:: Short problem ::
"bulk" appears in how many lines of the entries? State only the number.

---------- Task material ----------

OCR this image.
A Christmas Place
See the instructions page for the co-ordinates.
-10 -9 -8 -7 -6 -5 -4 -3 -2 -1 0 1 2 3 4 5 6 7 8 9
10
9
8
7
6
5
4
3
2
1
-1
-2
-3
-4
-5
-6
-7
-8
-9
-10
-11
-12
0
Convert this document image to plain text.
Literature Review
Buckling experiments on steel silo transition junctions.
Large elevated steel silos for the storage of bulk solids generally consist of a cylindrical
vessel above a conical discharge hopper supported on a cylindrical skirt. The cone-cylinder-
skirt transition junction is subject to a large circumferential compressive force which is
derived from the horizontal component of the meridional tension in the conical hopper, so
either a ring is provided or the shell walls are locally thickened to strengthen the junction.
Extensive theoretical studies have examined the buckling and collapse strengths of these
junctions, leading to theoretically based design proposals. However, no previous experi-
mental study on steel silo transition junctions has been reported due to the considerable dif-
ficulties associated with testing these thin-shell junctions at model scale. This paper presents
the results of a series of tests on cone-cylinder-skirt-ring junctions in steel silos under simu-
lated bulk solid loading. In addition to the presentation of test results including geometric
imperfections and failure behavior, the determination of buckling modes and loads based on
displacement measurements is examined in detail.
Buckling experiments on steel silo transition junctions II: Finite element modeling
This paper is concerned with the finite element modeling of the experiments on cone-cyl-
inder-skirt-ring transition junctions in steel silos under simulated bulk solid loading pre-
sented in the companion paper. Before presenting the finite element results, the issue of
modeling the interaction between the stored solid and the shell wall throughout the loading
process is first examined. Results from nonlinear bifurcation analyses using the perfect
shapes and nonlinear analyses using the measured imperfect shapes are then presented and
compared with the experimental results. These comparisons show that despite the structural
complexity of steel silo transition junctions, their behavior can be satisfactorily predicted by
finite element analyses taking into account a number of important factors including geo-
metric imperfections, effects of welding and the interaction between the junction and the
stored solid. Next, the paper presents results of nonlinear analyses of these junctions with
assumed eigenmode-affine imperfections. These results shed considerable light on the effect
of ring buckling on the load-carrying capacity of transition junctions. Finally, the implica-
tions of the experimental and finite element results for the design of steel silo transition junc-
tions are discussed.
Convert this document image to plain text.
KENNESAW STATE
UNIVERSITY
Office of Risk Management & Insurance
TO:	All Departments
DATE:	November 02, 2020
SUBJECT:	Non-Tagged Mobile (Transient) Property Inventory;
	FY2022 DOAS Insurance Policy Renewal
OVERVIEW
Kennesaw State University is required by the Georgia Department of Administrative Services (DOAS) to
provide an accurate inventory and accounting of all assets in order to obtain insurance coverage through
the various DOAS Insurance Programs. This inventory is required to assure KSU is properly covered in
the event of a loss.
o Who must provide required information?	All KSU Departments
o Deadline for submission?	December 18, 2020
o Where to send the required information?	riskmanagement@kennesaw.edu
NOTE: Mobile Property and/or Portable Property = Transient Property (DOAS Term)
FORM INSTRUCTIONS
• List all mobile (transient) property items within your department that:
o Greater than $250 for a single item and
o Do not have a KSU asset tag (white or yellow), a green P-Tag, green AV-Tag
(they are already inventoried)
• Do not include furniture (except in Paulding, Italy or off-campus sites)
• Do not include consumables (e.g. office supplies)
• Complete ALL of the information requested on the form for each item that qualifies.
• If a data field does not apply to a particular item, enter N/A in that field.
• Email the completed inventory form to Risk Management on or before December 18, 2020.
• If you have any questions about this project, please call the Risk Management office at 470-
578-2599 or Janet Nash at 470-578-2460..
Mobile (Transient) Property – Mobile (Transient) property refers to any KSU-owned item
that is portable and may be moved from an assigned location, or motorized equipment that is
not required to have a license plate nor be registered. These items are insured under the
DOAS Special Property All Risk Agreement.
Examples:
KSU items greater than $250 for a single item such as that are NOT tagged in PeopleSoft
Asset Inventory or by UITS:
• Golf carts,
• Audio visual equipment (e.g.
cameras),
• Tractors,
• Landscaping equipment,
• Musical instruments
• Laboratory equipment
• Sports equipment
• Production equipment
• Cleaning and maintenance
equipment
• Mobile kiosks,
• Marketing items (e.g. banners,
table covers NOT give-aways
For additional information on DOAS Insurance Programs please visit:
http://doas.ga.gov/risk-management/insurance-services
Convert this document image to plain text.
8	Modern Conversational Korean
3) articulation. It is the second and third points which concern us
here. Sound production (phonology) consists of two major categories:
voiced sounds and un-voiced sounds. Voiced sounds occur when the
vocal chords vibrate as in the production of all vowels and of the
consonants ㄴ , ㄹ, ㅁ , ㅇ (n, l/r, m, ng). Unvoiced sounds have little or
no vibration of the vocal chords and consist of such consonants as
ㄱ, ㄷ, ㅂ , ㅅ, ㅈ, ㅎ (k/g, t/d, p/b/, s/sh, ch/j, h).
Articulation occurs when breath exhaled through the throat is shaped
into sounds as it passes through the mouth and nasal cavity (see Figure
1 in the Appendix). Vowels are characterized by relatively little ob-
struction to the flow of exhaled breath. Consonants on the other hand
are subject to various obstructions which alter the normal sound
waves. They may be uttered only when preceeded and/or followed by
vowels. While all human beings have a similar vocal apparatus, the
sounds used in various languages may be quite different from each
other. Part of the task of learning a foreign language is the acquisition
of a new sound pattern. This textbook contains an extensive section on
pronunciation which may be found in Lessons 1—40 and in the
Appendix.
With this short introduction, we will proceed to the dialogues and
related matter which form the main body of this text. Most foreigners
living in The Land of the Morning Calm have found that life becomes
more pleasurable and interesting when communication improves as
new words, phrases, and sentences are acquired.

----------

:: Exercise solution ::
3